■ **THE INPUT**:
****************************************

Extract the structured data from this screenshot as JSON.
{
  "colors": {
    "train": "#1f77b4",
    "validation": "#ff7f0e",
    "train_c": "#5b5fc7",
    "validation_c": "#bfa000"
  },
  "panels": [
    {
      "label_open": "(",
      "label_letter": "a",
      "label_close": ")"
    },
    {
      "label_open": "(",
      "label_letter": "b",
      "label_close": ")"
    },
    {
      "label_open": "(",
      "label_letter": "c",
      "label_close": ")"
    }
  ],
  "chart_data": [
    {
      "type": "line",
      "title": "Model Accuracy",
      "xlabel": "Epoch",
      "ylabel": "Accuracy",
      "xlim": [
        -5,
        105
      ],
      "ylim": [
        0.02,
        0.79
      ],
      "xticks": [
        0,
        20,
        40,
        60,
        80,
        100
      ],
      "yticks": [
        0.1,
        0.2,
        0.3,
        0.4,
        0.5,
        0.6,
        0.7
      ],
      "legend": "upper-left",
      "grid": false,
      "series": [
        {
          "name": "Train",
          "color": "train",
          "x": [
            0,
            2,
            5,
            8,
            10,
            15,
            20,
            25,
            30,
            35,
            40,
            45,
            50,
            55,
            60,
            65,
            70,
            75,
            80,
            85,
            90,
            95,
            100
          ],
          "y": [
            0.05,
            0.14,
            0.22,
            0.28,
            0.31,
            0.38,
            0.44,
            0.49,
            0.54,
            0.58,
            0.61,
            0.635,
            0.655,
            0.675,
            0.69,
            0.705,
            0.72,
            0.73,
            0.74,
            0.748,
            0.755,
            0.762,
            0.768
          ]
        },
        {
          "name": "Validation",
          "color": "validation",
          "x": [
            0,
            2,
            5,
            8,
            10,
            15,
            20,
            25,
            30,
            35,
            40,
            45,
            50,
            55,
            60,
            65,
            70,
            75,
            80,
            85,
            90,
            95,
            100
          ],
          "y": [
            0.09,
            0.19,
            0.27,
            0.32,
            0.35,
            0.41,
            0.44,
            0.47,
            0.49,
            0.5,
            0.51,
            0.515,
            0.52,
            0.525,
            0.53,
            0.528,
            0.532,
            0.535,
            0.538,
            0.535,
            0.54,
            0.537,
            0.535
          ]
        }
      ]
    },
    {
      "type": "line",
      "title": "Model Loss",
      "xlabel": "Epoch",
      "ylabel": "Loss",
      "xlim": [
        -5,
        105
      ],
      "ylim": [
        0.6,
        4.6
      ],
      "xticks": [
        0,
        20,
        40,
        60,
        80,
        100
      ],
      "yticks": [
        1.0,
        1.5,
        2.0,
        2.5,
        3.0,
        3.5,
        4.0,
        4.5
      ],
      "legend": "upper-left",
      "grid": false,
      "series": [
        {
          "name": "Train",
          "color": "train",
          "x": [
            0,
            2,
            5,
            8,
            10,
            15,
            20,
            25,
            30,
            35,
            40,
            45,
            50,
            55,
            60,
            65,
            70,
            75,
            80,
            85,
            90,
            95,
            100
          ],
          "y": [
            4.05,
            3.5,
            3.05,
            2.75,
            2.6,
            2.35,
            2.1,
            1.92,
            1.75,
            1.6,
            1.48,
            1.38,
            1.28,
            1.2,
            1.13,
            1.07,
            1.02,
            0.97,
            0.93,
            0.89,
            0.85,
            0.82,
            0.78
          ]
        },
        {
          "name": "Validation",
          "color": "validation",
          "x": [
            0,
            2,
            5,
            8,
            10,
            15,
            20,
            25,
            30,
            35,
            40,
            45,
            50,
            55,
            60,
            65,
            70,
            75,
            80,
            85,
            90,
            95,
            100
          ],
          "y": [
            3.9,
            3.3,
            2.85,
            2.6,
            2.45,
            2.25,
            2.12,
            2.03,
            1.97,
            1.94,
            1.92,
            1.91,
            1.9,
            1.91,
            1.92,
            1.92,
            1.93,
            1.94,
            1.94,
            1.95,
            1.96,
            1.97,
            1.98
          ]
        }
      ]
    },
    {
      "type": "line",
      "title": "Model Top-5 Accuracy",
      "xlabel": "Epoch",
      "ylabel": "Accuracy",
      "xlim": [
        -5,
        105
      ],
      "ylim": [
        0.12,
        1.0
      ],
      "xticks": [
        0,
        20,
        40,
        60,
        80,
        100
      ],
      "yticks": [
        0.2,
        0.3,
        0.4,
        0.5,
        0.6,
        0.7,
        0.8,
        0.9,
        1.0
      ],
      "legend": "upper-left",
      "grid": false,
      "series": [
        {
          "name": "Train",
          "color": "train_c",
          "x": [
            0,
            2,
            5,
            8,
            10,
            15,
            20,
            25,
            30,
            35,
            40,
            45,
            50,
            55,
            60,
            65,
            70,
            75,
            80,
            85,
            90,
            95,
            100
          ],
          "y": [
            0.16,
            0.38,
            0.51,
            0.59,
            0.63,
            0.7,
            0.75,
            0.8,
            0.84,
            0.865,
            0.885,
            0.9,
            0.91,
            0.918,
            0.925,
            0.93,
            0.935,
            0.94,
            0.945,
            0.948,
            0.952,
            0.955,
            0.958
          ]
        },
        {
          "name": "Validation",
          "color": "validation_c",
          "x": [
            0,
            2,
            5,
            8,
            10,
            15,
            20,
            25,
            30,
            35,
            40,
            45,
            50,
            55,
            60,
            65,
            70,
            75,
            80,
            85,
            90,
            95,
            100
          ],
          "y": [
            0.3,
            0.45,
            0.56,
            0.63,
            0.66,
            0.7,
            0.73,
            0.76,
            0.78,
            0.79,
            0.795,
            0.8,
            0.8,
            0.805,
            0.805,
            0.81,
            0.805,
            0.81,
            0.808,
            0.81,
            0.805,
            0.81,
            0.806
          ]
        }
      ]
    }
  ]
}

****************************************

■ **STATED TASK**: Above are some records; extract every one of them exactly.

■ **TASK SOLUTION**:
Extract the structured data from this screenshot as JSON.
{
  "colors": {
    "train": "#1f77b4",
    "validation": "#ff7f0e",
    "train_c": "#5b5fc7",
    "validation_c": "#bfa000"
  },
  "panels": [
    {
      "label_open": "(",
      "label_letter": "a",
      "label_close": ")"
    },
    {
      "label_open": "(",
      "label_letter": "b",
      "label_close": ")"
    },
    {
      "label_open": "(",
      "label_letter": "c",
      "label_close": ")"
    }
  ],
  "chart_data": [
    {
      "type": "line",
      "title": "Model Accuracy",
      "xlabel": "Epoch",
      "ylabel": "Accuracy",
      "xlim": [
        -5,
        105
      ],
      "ylim": [
        0.02,
        0.79
      ],
      "xticks": [
        0,
        20,
        40,
        60,
        80,
        100
      ],
      "yticks": [
        0.1,
        0.2,
        0.3,
        0.4,
        0.5,
        0.6,
        0.7
      ],
      "legend": "upper-left",
      "grid": false,
      "series": [
        {
          "name": "Train",
          "color": "train",
          "x": [
            0,
            2,
            5,
            8,
            10,
            15,
            20,
            25,
            30,
            35,
            40,
            45,
            50,
            55,
            60,
            65,
            70,
            75,
            80,
            85,
            90,
            95,
            100
          ],
          "y": [
            0.05,
            0.14,
            0.22,
            0.28,
            0.31,
            0.38,
            0.44,
            0.49,
            0.54,
            0.58,
            0.61,
            0.635,
            0.655,
            0.675,
            0.69,
            0.705,
            0.72,
            0.73,
            0.74,
            0.748,
            0.755,
            0.762,
            0.768
          ]
        },
        {
          "name": "Validation",
          "color": "validation",
          "x": [
            0,
            2,
            5,
            8,
            10,
            15,
            20,
            25,
            30,
            35,
            40,
            45,
            50,
            55,
            60,
            65,
            70,
            75,
            80,
            85,
            90,
            95,
            100
          ],
          "y": [
            0.09,
            0.19,
            0.27,
            0.32,
            0.35,
            0.41,
            0.44,
            0.47,
            0.49,
            0.5,
            0.51,
            0.515,
            0.52,
            0.525,
            0.53,
            0.528,
            0.532,
            0.535,
            0.538,
            0.535,
            0.54,
            0.537,
            0.535
          ]
        }
      ]
    },
    {
      "type": "line",
      "title": "Model Loss",
      "xlabel": "Epoch",
      "ylabel": "Loss",
      "xlim": [
        -5,
        105
      ],
      "ylim": [
        0.6,
        4.6
      ],
      "xticks": [
        0,
        20,
        40,
        60,
        80,
        100
      ],
      "yticks": [
        1.0,
        1.5,
        2.0,
        2.5,
        3.0,
        3.5,
        4.0,
        4.5
      ],
      "legend": "upper-left",
      "grid": false,
      "series": [
        {
          "name": "Train",
          "color": "train",
          "x": [
            0,
            2,
            5,
            8,
            10,
            15,
            20,
            25,
            30,
            35,
            40,
            45,
            50,
            55,
            60,
            65,
            70,
            75,
            80,
            85,
            90,
            95,
            100
          ],
          "y": [
            4.05,
            3.5,
            3.05,
            2.75,
            2.6,
            2.35,
            2.1,
            1.92,
            1.75,
            1.6,
            1.48,
            1.38,
            1.28,
            1.2,
            1.13,
            1.07,
            1.02,
            0.97,
            0.93,
            0.89,
            0.85,
            0.82,
            0.78
          ]
        },
        {
          "name": "Validation",
          "color": "validation",
          "x": [
            0,
            2,
            5,
            8,
            10,
            15,
            20,
            25,
            30,
            35,
            40,
            45,
            50,
            55,
            60,
            65,
            70,
            75,
            80,
            85,
            90,
            95,
            100
          ],
          "y": [
            3.9,
            3.3,
            2.85,
            2.6,
            2.45,
            2.25,
            2.12,
            2.03,
            1.97,
            1.94,
            1.92,
            1.91,
            1.9,
            1.91,
            1.92,
            1.92,
            1.93,
            1.94,
            1.94,
            1.95,
            1.96,
            1.97,
            1.98
          ]
        }
      ]
    },
    {
      "type": "line",
      "title": "Model Top-5 Accuracy",
      "xlabel": "Epoch",
      "ylabel": "Accuracy",
      "xlim": [
        -5,
        105
      ],
      "ylim": [
        0.12,
        1.0
      ],
      "xticks": [
        0,
        20,
        40,
        60,
        80,
        100
      ],
      "yticks": [
        0.2,
        0.3,
        0.4,
        0.5,
        0.6,
        0.7,
        0.8,
        0.9,
        1.0
      ],
      "legend": "upper-left",
      "grid": false,
      "series": [
        {
          "name": "Train",
          "color": "train_c",
          "x": [
            0,
            2,
            5,
            8,
            10,
            15,
            20,
            25,
            30,
            35,
            40,
            45,
            50,
            55,
            60,
            65,
            70,
            75,
            80,
            85,
            90,
            95,
            100
          ],
          "y": [
            0.16,
            0.38,
            0.51,
            0.59,
            0.63,
            0.7,
            0.75,
            0.8,
            0.84,
            0.865,
            0.885,
            0.9,
            0.91,
            0.918,
            0.925,
            0.93,
            0.935,
            0.94,
            0.945,
            0.948,
            0.952,
            0.955,
            0.958
          ]
        },
        {
          "name": "Validation",
          "color": "validation_c",
          "x": [
            0,
            2,
            5,
            8,
            10,
            15,
            20,
            25,
            30,
            35,
            40,
            45,
            50,
            55,
            60,
            65,
            70,
            75,
            80,
            85,
            90,
            95,
            100
          ],
          "y": [
            0.3,
            0.45,
            0.56,
            0.63,
            0.66,
            0.7,
            0.73,
            0.76,
            0.78,
            0.79,
            0.795,
            0.8,
            0.8,
            0.805,
            0.805,
            0.81,
            0.805,
            0.81,
            0.808,
            0.81,
            0.805,
            0.81,
            0.806
          ]
        }
      ]
    }
  ]
}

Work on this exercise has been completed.